DATA IN THIS EXERCISE:
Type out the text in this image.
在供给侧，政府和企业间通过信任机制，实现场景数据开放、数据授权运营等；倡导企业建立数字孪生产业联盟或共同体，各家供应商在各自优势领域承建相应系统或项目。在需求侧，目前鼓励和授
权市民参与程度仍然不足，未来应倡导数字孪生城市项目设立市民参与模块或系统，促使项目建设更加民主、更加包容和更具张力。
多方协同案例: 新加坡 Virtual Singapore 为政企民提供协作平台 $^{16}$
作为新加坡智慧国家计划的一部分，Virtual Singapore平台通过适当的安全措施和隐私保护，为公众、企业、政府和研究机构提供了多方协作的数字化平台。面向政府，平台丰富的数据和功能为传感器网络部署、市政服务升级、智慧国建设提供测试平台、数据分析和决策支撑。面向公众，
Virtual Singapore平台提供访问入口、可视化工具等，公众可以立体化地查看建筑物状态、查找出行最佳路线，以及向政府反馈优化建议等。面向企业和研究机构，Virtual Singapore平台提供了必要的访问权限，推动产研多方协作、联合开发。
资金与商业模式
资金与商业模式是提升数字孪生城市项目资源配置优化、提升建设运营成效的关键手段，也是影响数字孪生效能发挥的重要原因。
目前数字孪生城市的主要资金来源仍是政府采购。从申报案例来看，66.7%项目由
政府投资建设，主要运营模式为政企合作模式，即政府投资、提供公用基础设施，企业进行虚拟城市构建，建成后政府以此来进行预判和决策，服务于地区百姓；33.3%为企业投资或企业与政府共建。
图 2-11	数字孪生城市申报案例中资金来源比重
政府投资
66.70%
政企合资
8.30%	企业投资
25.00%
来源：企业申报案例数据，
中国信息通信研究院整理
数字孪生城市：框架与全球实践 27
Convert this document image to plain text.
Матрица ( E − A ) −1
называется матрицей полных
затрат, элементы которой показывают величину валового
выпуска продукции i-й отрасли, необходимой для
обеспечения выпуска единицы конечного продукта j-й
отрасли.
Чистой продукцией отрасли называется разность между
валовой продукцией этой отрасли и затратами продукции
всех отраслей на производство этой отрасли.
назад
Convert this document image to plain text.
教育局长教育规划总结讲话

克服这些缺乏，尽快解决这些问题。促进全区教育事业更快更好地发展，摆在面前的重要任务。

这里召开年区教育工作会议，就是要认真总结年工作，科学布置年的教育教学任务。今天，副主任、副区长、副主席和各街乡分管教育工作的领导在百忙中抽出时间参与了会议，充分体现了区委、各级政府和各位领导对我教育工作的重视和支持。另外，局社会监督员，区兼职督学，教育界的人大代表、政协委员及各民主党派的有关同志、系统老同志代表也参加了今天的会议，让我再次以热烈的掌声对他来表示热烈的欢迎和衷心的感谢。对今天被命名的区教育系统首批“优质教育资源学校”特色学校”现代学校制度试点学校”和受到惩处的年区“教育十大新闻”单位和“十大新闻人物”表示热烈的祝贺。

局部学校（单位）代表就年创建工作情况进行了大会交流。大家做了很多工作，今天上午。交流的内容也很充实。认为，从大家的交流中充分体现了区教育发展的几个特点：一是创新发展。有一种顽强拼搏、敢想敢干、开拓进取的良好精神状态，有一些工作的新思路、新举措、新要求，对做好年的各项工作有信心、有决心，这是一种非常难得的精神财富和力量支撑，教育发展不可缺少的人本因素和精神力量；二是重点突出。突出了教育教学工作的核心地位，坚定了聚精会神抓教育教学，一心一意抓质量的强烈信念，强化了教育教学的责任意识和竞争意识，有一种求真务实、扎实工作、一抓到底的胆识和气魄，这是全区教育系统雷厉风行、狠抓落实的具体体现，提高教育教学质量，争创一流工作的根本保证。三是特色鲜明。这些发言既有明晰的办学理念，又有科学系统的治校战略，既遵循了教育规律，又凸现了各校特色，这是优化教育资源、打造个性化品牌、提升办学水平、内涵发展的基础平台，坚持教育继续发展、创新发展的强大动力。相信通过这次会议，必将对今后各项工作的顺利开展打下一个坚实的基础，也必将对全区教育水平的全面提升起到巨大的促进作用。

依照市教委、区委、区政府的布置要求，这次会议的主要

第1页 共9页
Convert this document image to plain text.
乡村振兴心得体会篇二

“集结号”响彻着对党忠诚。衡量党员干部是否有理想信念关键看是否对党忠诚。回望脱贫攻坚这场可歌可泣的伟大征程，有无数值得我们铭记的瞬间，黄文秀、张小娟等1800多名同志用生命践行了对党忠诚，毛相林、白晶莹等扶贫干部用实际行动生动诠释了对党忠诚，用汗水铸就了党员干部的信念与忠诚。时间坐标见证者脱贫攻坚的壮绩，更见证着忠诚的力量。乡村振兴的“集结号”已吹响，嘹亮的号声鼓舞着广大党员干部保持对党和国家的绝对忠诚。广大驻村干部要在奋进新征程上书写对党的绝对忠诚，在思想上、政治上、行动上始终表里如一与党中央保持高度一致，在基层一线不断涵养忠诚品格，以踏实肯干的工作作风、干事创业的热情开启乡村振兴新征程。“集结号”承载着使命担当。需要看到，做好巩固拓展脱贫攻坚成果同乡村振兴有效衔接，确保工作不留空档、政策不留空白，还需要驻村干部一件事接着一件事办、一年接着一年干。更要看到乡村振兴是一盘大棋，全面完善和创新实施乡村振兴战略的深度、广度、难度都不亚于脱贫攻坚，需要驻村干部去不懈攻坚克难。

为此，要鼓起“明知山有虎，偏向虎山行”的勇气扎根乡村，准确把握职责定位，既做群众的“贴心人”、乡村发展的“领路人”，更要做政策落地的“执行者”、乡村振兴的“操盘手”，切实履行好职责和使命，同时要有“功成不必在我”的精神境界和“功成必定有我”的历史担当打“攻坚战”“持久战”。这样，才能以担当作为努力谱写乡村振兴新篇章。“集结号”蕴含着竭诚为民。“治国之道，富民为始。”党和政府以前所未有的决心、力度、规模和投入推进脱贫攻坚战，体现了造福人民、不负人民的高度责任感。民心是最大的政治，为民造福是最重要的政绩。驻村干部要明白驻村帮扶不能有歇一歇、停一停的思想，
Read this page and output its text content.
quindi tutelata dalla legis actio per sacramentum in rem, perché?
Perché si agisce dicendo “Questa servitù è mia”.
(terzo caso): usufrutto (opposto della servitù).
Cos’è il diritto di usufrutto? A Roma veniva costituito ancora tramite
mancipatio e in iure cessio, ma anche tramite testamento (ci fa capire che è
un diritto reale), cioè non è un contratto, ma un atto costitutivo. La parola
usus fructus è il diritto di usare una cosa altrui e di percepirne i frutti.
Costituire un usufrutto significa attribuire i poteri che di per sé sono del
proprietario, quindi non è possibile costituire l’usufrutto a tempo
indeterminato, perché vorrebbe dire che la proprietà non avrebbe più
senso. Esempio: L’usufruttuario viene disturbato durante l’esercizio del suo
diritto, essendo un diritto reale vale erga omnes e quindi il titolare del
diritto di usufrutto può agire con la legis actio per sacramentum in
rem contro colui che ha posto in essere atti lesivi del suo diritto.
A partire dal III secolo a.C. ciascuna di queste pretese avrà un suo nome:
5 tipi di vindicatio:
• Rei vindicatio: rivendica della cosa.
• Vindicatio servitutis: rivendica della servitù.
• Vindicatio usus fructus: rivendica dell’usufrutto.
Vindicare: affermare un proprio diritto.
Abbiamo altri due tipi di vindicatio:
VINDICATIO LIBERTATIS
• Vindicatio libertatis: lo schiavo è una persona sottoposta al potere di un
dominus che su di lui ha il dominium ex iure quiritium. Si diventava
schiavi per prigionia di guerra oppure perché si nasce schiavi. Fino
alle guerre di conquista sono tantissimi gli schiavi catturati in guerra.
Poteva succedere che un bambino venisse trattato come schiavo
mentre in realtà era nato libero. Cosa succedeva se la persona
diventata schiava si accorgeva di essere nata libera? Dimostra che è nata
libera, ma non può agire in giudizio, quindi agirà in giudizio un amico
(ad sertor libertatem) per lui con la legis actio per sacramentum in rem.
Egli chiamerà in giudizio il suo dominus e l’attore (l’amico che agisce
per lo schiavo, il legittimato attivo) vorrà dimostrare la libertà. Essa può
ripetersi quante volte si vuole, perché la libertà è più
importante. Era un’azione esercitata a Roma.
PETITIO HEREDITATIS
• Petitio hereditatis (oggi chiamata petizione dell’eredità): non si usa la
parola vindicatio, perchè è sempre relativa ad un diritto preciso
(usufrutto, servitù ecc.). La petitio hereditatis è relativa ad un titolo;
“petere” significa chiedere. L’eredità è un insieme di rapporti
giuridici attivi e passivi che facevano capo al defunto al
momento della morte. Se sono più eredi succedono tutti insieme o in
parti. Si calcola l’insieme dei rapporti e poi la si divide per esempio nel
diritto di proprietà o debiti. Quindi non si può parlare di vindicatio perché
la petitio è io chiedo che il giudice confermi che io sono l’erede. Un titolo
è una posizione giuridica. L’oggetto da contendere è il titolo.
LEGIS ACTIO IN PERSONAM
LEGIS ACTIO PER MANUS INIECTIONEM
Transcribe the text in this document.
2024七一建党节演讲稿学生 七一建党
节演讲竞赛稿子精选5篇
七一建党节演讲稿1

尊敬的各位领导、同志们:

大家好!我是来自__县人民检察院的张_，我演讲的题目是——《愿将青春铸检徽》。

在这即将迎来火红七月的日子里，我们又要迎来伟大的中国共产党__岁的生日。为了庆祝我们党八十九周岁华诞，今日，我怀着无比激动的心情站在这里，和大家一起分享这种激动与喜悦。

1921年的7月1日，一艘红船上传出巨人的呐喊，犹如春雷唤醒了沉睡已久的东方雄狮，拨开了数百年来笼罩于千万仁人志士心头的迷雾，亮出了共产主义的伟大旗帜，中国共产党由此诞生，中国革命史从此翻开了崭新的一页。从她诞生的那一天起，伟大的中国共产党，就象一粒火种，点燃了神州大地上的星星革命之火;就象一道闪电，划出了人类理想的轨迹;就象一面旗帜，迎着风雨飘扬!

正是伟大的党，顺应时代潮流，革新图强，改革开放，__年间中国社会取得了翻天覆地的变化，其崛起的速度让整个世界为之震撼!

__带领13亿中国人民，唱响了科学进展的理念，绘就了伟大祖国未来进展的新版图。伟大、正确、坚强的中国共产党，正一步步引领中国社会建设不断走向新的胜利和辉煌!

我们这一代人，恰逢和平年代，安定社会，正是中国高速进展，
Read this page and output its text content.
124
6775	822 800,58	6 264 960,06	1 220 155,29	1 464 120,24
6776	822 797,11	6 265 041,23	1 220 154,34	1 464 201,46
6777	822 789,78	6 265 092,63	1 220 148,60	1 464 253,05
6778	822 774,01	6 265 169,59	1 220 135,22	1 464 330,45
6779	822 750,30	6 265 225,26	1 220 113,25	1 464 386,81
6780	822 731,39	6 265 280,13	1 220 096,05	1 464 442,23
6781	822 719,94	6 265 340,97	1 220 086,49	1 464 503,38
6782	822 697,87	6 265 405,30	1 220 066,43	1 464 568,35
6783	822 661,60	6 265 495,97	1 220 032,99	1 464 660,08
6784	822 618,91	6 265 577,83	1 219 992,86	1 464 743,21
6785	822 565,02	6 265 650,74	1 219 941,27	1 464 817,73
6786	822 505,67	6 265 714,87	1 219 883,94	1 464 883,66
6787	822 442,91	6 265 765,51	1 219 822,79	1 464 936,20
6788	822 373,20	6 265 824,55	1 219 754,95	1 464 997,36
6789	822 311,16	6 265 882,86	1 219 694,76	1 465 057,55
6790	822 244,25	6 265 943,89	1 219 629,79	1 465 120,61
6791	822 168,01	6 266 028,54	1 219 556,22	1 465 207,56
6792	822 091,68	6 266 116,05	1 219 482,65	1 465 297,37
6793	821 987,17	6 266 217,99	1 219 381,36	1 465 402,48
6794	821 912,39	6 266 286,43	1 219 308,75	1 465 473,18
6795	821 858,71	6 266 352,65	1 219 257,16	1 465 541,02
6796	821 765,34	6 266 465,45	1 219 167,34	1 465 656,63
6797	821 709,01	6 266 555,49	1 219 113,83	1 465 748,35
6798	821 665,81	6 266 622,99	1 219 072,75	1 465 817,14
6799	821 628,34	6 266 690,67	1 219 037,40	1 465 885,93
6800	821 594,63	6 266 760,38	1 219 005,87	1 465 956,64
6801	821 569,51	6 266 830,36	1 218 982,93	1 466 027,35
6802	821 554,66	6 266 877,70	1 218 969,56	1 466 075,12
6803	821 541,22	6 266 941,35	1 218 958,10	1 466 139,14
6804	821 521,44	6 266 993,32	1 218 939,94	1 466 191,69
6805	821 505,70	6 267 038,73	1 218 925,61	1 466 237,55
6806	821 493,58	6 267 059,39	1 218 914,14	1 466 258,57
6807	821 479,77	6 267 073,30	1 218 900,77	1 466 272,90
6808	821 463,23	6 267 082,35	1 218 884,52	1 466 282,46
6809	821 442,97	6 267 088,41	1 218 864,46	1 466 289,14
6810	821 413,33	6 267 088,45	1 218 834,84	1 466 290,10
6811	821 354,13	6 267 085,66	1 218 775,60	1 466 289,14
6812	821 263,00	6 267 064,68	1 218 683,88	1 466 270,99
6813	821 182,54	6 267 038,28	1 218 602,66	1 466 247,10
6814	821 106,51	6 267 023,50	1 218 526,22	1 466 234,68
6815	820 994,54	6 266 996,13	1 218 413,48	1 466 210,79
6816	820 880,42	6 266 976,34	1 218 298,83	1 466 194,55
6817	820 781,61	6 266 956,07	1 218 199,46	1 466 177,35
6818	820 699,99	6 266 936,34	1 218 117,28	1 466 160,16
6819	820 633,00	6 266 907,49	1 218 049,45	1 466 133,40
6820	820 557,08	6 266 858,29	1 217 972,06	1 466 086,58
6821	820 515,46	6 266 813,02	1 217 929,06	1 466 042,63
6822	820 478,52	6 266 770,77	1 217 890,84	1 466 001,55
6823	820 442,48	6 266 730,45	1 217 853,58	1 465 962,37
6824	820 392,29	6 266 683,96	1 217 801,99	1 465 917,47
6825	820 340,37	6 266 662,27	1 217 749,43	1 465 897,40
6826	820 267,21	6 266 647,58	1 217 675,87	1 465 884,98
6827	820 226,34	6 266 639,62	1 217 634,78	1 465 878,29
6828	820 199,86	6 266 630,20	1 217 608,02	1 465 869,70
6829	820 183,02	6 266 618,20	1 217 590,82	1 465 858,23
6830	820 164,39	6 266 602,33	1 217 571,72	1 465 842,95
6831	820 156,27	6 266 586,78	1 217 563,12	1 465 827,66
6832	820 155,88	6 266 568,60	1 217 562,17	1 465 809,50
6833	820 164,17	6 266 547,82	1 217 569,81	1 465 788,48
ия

PROBLEM DESCRIPTION:
Pull every line containing "schiavo" out of the data above.

SOLUTION:
• Vindicatio libertatis: lo schiavo è una persona sottoposta al potere di un
Poteva succedere che un bambino venisse trattato come schiavo
per lo schiavo, il legittimato attivo) vorrà dimostrare la libertà. Essa può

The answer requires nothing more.